Your goal: Reply with only the number of lines that contain the string "学会运用when".

::::::::

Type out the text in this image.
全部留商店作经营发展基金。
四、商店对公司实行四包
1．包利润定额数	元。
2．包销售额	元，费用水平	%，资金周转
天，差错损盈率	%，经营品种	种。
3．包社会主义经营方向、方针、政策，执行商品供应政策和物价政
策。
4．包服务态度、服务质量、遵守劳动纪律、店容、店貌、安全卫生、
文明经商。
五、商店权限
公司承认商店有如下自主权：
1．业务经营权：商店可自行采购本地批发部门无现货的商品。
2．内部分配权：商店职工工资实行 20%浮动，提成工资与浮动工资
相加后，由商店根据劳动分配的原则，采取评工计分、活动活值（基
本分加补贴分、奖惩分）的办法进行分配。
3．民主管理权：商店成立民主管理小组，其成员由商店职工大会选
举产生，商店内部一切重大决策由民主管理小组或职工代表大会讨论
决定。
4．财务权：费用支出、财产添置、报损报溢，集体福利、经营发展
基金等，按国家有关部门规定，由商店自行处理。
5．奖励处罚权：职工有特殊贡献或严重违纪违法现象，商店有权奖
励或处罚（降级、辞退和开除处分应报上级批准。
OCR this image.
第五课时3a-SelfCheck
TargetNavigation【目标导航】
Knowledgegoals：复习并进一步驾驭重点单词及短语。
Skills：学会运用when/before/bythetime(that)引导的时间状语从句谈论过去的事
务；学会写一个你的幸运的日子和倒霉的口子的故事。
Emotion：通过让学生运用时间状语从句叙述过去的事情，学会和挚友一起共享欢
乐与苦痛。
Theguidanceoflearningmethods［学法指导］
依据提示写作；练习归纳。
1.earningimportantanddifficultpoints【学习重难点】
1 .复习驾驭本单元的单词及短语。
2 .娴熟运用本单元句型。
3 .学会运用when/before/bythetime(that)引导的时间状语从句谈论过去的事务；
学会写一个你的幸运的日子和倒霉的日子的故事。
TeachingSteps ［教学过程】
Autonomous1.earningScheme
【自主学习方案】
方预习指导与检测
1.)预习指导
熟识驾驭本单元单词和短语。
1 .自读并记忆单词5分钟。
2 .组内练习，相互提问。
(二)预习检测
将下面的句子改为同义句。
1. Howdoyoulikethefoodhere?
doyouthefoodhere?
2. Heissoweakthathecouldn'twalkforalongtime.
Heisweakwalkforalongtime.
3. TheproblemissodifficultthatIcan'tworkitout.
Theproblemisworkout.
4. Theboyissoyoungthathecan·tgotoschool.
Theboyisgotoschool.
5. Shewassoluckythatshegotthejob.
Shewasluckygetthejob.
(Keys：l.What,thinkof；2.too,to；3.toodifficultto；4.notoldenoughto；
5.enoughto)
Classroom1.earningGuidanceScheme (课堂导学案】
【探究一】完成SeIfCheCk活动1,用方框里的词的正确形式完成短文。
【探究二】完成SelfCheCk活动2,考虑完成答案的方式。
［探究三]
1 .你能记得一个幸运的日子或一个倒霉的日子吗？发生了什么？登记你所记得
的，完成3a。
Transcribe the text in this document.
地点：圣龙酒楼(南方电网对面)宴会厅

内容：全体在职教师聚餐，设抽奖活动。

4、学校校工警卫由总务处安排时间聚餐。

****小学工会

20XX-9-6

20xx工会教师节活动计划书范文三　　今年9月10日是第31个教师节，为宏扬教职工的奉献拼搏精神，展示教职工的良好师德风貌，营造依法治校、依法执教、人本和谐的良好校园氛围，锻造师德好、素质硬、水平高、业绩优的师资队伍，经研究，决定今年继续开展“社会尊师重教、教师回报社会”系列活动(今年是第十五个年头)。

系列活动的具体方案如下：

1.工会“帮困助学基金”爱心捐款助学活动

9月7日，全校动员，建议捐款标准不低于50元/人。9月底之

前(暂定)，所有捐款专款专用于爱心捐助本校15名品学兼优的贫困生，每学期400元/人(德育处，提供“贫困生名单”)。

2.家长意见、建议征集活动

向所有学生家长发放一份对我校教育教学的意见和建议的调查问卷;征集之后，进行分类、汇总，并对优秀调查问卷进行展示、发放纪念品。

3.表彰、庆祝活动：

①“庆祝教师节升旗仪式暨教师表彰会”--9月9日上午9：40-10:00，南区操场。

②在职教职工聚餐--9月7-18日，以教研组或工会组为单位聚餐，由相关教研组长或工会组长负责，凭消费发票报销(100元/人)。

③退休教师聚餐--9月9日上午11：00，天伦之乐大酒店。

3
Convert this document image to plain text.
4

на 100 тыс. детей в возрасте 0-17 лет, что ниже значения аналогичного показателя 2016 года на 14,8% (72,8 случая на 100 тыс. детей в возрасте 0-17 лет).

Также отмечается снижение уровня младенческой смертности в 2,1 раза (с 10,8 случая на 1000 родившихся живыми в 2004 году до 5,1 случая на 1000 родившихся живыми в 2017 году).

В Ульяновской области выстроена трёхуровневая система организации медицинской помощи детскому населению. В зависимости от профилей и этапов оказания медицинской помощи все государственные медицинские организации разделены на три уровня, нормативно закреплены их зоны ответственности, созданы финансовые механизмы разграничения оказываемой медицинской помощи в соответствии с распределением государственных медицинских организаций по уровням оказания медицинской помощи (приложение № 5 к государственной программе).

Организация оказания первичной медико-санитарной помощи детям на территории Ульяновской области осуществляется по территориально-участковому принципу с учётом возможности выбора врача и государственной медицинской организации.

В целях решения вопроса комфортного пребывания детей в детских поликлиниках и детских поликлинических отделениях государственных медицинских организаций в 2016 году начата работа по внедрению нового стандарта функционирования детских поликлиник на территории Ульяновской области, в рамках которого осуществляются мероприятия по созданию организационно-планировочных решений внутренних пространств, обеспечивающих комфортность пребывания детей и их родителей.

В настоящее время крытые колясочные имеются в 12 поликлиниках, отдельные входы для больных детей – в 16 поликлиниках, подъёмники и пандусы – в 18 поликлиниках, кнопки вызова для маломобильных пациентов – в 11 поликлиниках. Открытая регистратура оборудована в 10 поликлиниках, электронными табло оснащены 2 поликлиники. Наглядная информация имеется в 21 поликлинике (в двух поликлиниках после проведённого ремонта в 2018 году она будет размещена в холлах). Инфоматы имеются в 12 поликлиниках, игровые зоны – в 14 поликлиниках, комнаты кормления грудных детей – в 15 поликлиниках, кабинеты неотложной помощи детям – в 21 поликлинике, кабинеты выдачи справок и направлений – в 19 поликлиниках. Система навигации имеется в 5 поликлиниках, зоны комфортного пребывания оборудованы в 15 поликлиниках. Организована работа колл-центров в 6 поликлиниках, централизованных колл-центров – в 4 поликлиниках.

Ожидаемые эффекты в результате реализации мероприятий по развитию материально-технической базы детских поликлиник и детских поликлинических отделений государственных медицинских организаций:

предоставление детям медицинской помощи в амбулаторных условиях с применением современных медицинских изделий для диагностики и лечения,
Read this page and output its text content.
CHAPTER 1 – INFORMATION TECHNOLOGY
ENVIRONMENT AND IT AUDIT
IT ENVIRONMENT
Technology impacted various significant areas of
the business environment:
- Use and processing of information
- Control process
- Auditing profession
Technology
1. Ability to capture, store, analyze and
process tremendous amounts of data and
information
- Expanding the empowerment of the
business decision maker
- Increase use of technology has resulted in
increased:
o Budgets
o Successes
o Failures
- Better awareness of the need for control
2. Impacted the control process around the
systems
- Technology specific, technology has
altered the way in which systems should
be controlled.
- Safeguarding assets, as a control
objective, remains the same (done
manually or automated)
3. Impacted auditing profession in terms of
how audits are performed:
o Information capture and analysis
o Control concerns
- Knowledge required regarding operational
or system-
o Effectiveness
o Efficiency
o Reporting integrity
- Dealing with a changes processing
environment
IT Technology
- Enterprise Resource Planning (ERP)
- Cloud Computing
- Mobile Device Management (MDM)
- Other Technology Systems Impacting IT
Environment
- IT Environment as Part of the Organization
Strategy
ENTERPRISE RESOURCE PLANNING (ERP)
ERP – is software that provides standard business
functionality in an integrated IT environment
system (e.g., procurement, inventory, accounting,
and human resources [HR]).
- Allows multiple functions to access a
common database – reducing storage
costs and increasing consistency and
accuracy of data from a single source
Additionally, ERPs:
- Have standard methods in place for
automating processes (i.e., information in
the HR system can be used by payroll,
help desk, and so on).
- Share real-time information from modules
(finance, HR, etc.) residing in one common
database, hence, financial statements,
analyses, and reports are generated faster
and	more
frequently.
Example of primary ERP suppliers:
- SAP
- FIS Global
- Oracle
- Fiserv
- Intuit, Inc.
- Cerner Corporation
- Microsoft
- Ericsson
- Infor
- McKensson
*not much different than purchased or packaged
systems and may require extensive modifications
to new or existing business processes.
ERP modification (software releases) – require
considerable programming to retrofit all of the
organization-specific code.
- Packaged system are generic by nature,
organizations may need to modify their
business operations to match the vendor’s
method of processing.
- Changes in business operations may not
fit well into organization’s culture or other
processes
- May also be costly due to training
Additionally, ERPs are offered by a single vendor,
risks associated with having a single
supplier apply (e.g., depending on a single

::::::::

The result: 2